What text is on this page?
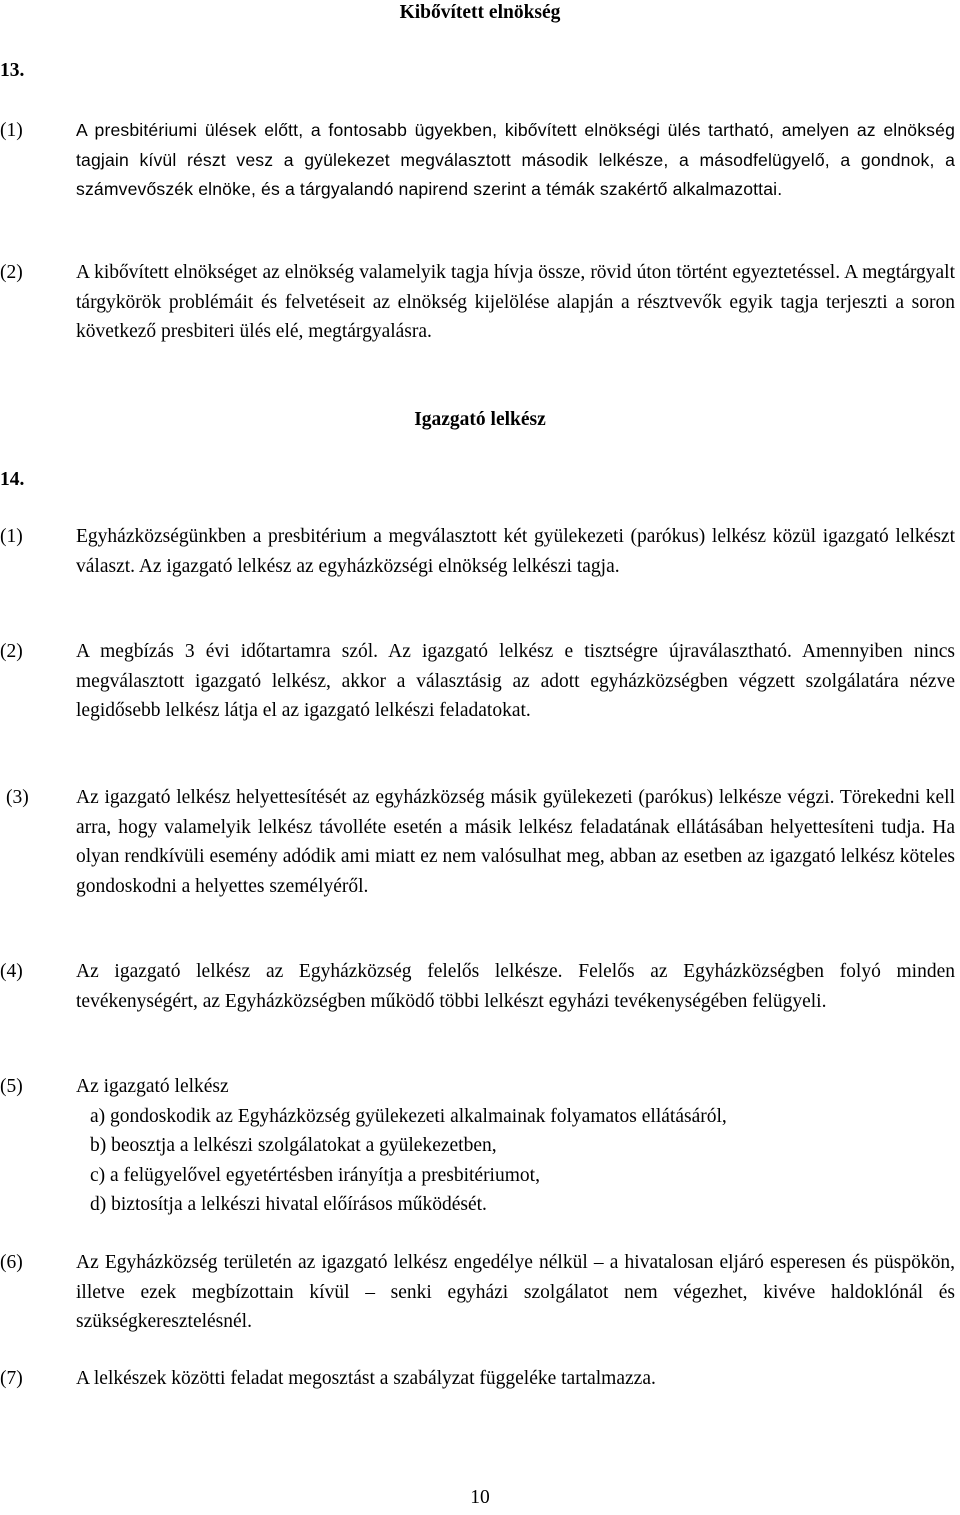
Kibővített elnökség
13.
(1)	A presbitériumi ülések előtt, a fontosabb ügyekben, kibővített elnökségi ülés tartható, amelyen az elnökség tagjain kívül részt vesz a gyülekezet megválasztott második lelkésze, a másodfelügyelő, a gondnok, a számvevőszék elnöke, és a tárgyalandó napirend szerint a témák szakértő alkalmazottai.
(2)	A kibővített elnökséget az elnökség valamelyik tagja hívja össze, rövid úton történt egyeztetéssel. A megtárgyalt tárgykörök problémáit és felvetéseit az elnökség kijelölése alapján a résztvevők egyik tagja terjeszti a soron következő presbiteri ülés elé, megtárgyalásra.
Igazgató lelkész
14.
(1)	Egyházközségünkben a presbitérium a megválasztott két gyülekezeti (parókus) lelkész közül igazgató lelkészt választ. Az igazgató lelkész az egyházközségi elnökség lelkészi tagja.
(2)	A megbízás 3 évi időtartamra szól. Az igazgató lelkész e tisztségre újraválasztható. Amennyiben nincs megválasztott igazgató lelkész, akkor a választásig az adott egyházközségben végzett szolgálatára nézve legidősebb lelkész látja el az igazgató lelkészi feladatokat.
(3) Az igazgató lelkész helyettesítését az egyházközség másik gyülekezeti (parókus) lelkésze végzi. Törekedni kell arra, hogy valamelyik lelkész távolléte esetén a másik lelkész feladatának ellátásában helyettesíteni tudja. Ha olyan rendkívüli esemény adódik ami miatt ez nem valósulhat meg, abban az esetben az igazgató lelkész köteles gondoskodni a helyettes személyéről.
(4)	Az igazgató lelkész az Egyházközség felelős lelkésze. Felelős az Egyházközségben folyó minden tevékenységért, az Egyházközségben működő többi lelkészt egyházi tevékenységében felügyeli.
(5)	Az igazgató lelkész
a) gondoskodik az Egyházközség gyülekezeti alkalmainak folyamatos ellátásáról,
b) beosztja a lelkészi szolgálatokat a gyülekezetben,
c) a felügyelővel egyetértésben irányítja a presbitériumot,
d) biztosítja a lelkészi hivatal előírásos működését.
(6)	Az Egyházközség területén az igazgató lelkész engedélye nélkül – a hivatalosan eljáró esperesen és püspökön, illetve ezek megbízottain kívül – senki egyházi szolgálatot nem végezhet, kivéve haldoklónál és szükségkeresztelésnél.
(7)	A lelkészek közötti feladat megosztást a szabályzat függeléke tartalmazza.
10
━━━━━━━━━━━━━━━━━━━━
Find out how many lines in the listing contain the string "ülés". Give the number alone.

**Expected answer**
2